• [EXERCISE] The records below are to be copied word for word, with every picture left out.
.....
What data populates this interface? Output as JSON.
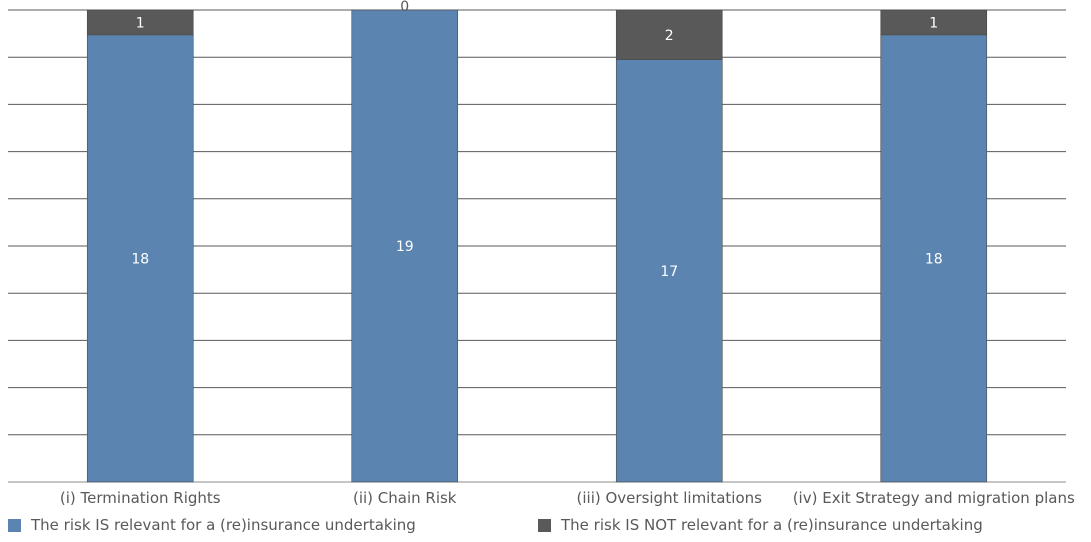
{
  "chart_data": {
    "type": "bar",
    "stacked": true,
    "categories": [
      "(i) Termination Rights",
      "(ii) Chain Risk",
      "(iii) Oversight limitations",
      "(iv) Exit Strategy and migration plans"
    ],
    "series": [
      {
        "name": "The risk IS relevant for a (re)insurance undertaking",
        "values": [
          18,
          19,
          17,
          18
        ],
        "color": "#5b84b1"
      },
      {
        "name": "The risk IS NOT relevant for a (re)insurance undertaking",
        "values": [
          1,
          0,
          2,
          1
        ],
        "color": "#595959"
      }
    ],
    "ylim": [
      0,
      19
    ],
    "grid": true,
    "legend_position": "bottom"
  }
}
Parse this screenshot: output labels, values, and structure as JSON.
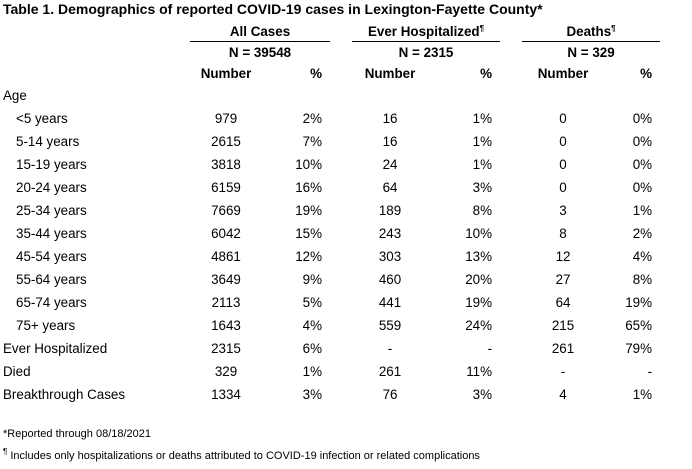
{
  "title": "Table 1. Demographics of reported COVID-19 cases in Lexington-Fayette County*",
  "groups": [
    {
      "label": "All Cases",
      "mark": "",
      "n": "N = 39548"
    },
    {
      "label": "Ever Hospitalized",
      "mark": "¶",
      "n": "N = 2315"
    },
    {
      "label": "Deaths",
      "mark": "¶",
      "n": "N = 329"
    }
  ],
  "col_headers": {
    "number": "Number",
    "pct": "%"
  },
  "section_age": "Age",
  "rows": [
    {
      "label": "<5 years",
      "v": [
        "979",
        "2%",
        "16",
        "1%",
        "0",
        "0%"
      ]
    },
    {
      "label": "5-14 years",
      "v": [
        "2615",
        "7%",
        "16",
        "1%",
        "0",
        "0%"
      ]
    },
    {
      "label": "15-19 years",
      "v": [
        "3818",
        "10%",
        "24",
        "1%",
        "0",
        "0%"
      ]
    },
    {
      "label": "20-24 years",
      "v": [
        "6159",
        "16%",
        "64",
        "3%",
        "0",
        "0%"
      ]
    },
    {
      "label": "25-34 years",
      "v": [
        "7669",
        "19%",
        "189",
        "8%",
        "3",
        "1%"
      ]
    },
    {
      "label": "35-44 years",
      "v": [
        "6042",
        "15%",
        "243",
        "10%",
        "8",
        "2%"
      ]
    },
    {
      "label": "45-54 years",
      "v": [
        "4861",
        "12%",
        "303",
        "13%",
        "12",
        "4%"
      ]
    },
    {
      "label": "55-64 years",
      "v": [
        "3649",
        "9%",
        "460",
        "20%",
        "27",
        "8%"
      ]
    },
    {
      "label": "65-74 years",
      "v": [
        "2113",
        "5%",
        "441",
        "19%",
        "64",
        "19%"
      ]
    },
    {
      "label": "75+ years",
      "v": [
        "1643",
        "4%",
        "559",
        "24%",
        "215",
        "65%"
      ]
    }
  ],
  "summary_rows": [
    {
      "label": "Ever Hospitalized",
      "v": [
        "2315",
        "6%",
        "-",
        "-",
        "261",
        "79%"
      ]
    },
    {
      "label": "Died",
      "v": [
        "329",
        "1%",
        "261",
        "11%",
        "-",
        "-"
      ]
    },
    {
      "label": "Breakthrough Cases",
      "v": [
        "1334",
        "3%",
        "76",
        "3%",
        "4",
        "1%"
      ]
    }
  ],
  "footnotes": {
    "reported": "*Reported through 08/18/2021",
    "mark": "¶",
    "includes": " Includes only hospitalizations or deaths attributed to COVID-19 infection or related complications"
  }
}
.....
• [FINISHED TASK]
What data populates this interface? Output as JSON.
{
  "chart_data": {
    "type": "bar",
    "stacked": true,
    "categories": [
      "(i) Termination Rights",
      "(ii) Chain Risk",
      "(iii) Oversight limitations",
      "(iv) Exit Strategy and migration plans"
    ],
    "series": [
      {
        "name": "The risk IS relevant for a (re)insurance undertaking",
        "values": [
          18,
          19,
          17,
          18
        ],
        "color": "#5b84b1"
      },
      {
        "name": "The risk IS NOT relevant for a (re)insurance undertaking",
        "values": [
          1,
          0,
          2,
          1
        ],
        "color": "#595959"
      }
    ],
    "ylim": [
      0,
      19
    ],
    "grid": true,
    "legend_position": "bottom"
  }
}
Parse this screenshot: output labels, values, and structure as JSON.
{
  "title": "Table 1. Demographics of reported COVID-19 cases in Lexington-Fayette County*",
  "groups": [
    {
      "label": "All Cases",
      "mark": "",
      "n": "N = 39548"
    },
    {
      "label": "Ever Hospitalized",
      "mark": "¶",
      "n": "N = 2315"
    },
    {
      "label": "Deaths",
      "mark": "¶",
      "n": "N = 329"
    }
  ],
  "col_headers": {
    "number": "Number",
    "pct": "%"
  },
  "section_age": "Age",
  "rows": [
    {
      "label": "<5 years",
      "v": [
        "979",
        "2%",
        "16",
        "1%",
        "0",
        "0%"
      ]
    },
    {
      "label": "5-14 years",
      "v": [
        "2615",
        "7%",
        "16",
        "1%",
        "0",
        "0%"
      ]
    },
    {
      "label": "15-19 years",
      "v": [
        "3818",
        "10%",
        "24",
        "1%",
        "0",
        "0%"
      ]
    },
    {
      "label": "20-24 years",
      "v": [
        "6159",
        "16%",
        "64",
        "3%",
        "0",
        "0%"
      ]
    },
    {
      "label": "25-34 years",
      "v": [
        "7669",
        "19%",
        "189",
        "8%",
        "3",
        "1%"
      ]
    },
    {
      "label": "35-44 years",
      "v": [
        "6042",
        "15%",
        "243",
        "10%",
        "8",
        "2%"
      ]
    },
    {
      "label": "45-54 years",
      "v": [
        "4861",
        "12%",
        "303",
        "13%",
        "12",
        "4%"
      ]
    },
    {
      "label": "55-64 years",
      "v": [
        "3649",
        "9%",
        "460",
        "20%",
        "27",
        "8%"
      ]
    },
    {
      "label": "65-74 years",
      "v": [
        "2113",
        "5%",
        "441",
        "19%",
        "64",
        "19%"
      ]
    },
    {
      "label": "75+ years",
      "v": [
        "1643",
        "4%",
        "559",
        "24%",
        "215",
        "65%"
      ]
    }
  ],
  "summary_rows": [
    {
      "label": "Ever Hospitalized",
      "v": [
        "2315",
        "6%",
        "-",
        "-",
        "261",
        "79%"
      ]
    },
    {
      "label": "Died",
      "v": [
        "329",
        "1%",
        "261",
        "11%",
        "-",
        "-"
      ]
    },
    {
      "label": "Breakthrough Cases",
      "v": [
        "1334",
        "3%",
        "76",
        "3%",
        "4",
        "1%"
      ]
    }
  ],
  "footnotes": {
    "reported": "*Reported through 08/18/2021",
    "mark": "¶",
    "includes": " Includes only hospitalizations or deaths attributed to COVID-19 infection or related complications"
  }
}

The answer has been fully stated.